• **Objective**:
Resume the text on rites of passage, picking up right after its final sentence.

• **Page**:
◇ ◇ ◇
Then an inquiry came from the president of a group that assists the terminally ill in ending their own lives. He said he was beset with requests for help in constructing appropriate rites for such an occasion. Some people, he remarked, considered the taking of their own lives a sacred act, but they could find no resources in traditional Christian or Jewish books of worship. Would I assist in constructing such a rite?

On another occasion a group called to ask if I knew of rites that might be adaptable for North American Buddhist children. There are, they complained, few ritual resources in the Tibetan Buddhist tradition that might be used for birth or early childhood celebrations.

Finally, one of my own brothers surprised me with an e-mail message. Had I written my own funeral--he knew I sometimes assigned such tasks to poor, unsuspecting students-and if so, could he read it? Writing his will had set Darrell to contemplating things he could no longer avoid.

What fuels this surge of interest in ritual and this anxiety over passages? Perhaps synagogues, temples, and churches have been slow to revise existing rites and create compelling new ones. Perhaps people sense the need for bodily and collective ways of making meaning. Perhaps we desire personal control of crucial moments such as birth and death, coming of age, and marrying. Perhaps religious authorities and commercial entrepreneurs such as funeral directors and wedding consultants do not know what is best for us.

Whatever the reason, the past two decades have witnessed a resurgence of interest in the construction of rites of passage. The aim of inventing or constructing rites is bold, some might say arrogant. But without constant reinvention, we court disorientation. Without rites that engage our imaginations, communities, and bodies, we lose touch with the rhythms of the human life course, just as we become temporally disoriented without seasonal and commemorative rites that recreate our connections to the natural world and the course of human history.

The question I try to answer in this book is often put to me like this: "I am planning a wedding (or some other rite of passage), but I'm not happy with the traditional ceremonies offered by mainstream religious institutions. Can you give me some ideas about what's done in other cultures or at least suggest some readings that would help?"

The professor's inclination is to deliver a minilecture: "You can't make sense of rites outside their cultural and historical milieu, and, therefore, you shouldn't go around scissoring out parts of a rite for your own private use. Rites belong in their home cultures." Even though I do believe that rites depend on context for meaning, most of us will never live in cultures other than our own. We glean what we can from books, films, and stories, all of which select, summarize, and distort. One danger is that rites encountered in such media will seem like plums for the taking, but cross-cultural learning about ritual does not have to take the form of crass imitation or wholesale importation of other people's rites.
◇ ◇ ◇
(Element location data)
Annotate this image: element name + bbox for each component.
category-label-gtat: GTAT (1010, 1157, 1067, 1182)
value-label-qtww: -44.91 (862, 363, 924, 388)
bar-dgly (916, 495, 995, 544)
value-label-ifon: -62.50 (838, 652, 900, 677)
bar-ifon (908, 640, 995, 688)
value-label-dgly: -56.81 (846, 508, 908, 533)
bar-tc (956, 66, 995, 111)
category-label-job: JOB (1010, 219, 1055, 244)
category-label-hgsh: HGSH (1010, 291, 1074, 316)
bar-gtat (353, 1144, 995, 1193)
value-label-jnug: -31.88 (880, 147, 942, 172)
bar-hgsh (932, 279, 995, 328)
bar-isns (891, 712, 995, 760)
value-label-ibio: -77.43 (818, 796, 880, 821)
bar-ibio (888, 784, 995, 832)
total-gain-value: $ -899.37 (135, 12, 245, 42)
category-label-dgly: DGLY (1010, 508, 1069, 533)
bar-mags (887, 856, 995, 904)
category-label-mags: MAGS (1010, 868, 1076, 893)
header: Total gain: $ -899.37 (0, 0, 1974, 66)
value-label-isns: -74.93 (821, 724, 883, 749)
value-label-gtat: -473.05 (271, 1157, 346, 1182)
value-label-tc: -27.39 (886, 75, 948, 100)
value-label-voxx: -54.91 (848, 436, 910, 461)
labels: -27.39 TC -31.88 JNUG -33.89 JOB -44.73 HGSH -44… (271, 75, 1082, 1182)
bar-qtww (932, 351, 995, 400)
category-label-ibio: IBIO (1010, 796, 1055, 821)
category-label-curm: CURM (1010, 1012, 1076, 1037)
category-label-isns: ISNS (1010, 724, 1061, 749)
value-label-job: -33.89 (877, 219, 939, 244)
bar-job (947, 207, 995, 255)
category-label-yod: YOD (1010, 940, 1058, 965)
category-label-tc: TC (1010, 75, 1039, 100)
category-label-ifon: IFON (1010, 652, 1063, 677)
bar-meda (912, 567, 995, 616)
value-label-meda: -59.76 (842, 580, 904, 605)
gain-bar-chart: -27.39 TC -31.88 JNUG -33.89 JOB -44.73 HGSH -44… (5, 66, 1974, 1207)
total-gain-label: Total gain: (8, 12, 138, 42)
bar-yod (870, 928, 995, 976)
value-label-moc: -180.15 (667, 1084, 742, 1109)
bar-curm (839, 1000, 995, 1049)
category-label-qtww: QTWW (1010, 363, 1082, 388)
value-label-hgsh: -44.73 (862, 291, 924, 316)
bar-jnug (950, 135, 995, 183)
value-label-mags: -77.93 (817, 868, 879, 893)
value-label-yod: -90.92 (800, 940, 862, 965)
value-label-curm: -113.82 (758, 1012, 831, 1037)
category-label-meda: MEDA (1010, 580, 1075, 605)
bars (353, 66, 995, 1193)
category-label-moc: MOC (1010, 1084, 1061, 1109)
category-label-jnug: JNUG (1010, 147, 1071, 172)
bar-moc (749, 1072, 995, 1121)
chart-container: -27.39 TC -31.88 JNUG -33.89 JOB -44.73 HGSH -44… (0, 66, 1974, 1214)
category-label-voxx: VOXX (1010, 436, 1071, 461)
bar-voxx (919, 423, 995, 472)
◇ ◇ ◇
• **Result of this exercise**:
Even though I sometimes deliver the professorial minilecture on understanding rites in their context and insist on studying practices that we cannot translate into action in our own society, I also take practical inquiries seriously. The question, then, is not whether but how inquirers can enrich their own ritual sensibility by attending to rites from places and times other than their own.

Since most of us have little choice but to imagine the rites of others, and since some of us have no rites to call our own, the words imagining and inventing appear repeatedly in this book.1 Inventing has a more practical ring, while imagining sounds more spontaneous. When it comes to ritual, inventing is perhaps the more primary notion, since we cannot invent without imagining, but we can imagine without turning what we imagine into an invention. When we invent, we give teeth to what we imagine. Ritual, like art, is a child of imagination, but the ritual imagination requires an invention, a constantly renewed structure, on the basis of which a bodily and communal enactment is possible. Unlike some other forms of creativity, imagining ritually cannot transpire merely "in the head" but is necessarily embodied and social. Furthermore, the imaginative is not the opposite of the real. Rather, imagining is a way of transforming and renewing the real.

We sometimes think of imagining as the act of originating, as coming up with firsts, not poor duplicates. But neither imagining nor inventing is a creation out of nothing. Even if our desire is to create new rites of passage, we do so with the materials at hand, with the stuff of our cultures and traditions. Even if we radically dismember this stuff, we are still dependent upon it. Rites, unlike wheels, survive precisely by being reinvented and reimagined; there is no other option.

Reimagining ritual can be threatening to religious institutions, since, conventionally understood, imagination is about the made up, whereas religion is supposed to be about the given. Although I treat ritual traditions with respect, I challenge them--sometimes directly, sometimes indirectly--by setting an imagined ritual alongside an actual rite. By reimagining, I dance into the abyss that comfortably separates the spiritual from the social scientific, the personal from the scholarly, and the narrative from the analytical.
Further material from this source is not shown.